Start DATASET RECORDS

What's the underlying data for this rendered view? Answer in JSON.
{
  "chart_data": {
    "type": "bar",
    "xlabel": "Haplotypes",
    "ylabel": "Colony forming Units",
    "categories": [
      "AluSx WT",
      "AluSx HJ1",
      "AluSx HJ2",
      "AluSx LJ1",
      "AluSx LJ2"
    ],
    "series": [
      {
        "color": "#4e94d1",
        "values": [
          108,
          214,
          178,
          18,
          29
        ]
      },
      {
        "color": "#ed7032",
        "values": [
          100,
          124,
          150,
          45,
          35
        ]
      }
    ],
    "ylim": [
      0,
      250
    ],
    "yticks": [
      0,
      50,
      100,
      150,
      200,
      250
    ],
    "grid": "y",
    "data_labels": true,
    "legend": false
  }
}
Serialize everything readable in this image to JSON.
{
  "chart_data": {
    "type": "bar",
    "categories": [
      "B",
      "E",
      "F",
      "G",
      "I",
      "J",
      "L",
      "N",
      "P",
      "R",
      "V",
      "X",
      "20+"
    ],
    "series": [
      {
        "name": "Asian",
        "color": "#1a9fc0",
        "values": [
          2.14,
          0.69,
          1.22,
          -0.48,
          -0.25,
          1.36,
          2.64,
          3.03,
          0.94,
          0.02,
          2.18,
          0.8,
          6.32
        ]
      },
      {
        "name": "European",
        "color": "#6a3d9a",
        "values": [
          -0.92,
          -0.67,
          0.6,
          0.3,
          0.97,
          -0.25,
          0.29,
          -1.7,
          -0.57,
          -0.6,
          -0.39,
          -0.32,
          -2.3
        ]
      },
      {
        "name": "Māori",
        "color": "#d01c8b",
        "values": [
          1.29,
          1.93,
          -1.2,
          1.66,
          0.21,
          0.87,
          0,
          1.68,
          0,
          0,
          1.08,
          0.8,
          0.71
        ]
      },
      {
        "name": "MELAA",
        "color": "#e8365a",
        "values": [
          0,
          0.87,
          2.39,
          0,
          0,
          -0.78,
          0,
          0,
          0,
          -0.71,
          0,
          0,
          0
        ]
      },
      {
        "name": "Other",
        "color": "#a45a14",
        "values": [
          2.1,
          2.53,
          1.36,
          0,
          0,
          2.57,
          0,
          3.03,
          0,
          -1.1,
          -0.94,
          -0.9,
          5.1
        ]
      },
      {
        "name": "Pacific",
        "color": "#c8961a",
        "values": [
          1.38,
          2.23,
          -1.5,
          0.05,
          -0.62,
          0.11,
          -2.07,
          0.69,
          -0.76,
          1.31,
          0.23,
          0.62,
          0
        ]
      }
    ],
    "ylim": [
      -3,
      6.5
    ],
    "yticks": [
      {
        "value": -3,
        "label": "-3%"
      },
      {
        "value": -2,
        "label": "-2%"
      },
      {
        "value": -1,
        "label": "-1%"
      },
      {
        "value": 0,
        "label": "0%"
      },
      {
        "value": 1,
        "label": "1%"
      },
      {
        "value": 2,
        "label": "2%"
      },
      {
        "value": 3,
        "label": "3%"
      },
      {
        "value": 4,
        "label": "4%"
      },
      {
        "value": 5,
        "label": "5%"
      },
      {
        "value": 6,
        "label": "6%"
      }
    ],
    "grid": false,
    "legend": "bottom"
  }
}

End DATASET RECORDS

§ **WRITTEN PROBLEM**
Among the lines of the material, find those that hold the word "JSON" and copy them.

§ **REPLY**
What's the underlying data for this rendered view? Answer in JSON.
Serialize everything readable in this image to JSON.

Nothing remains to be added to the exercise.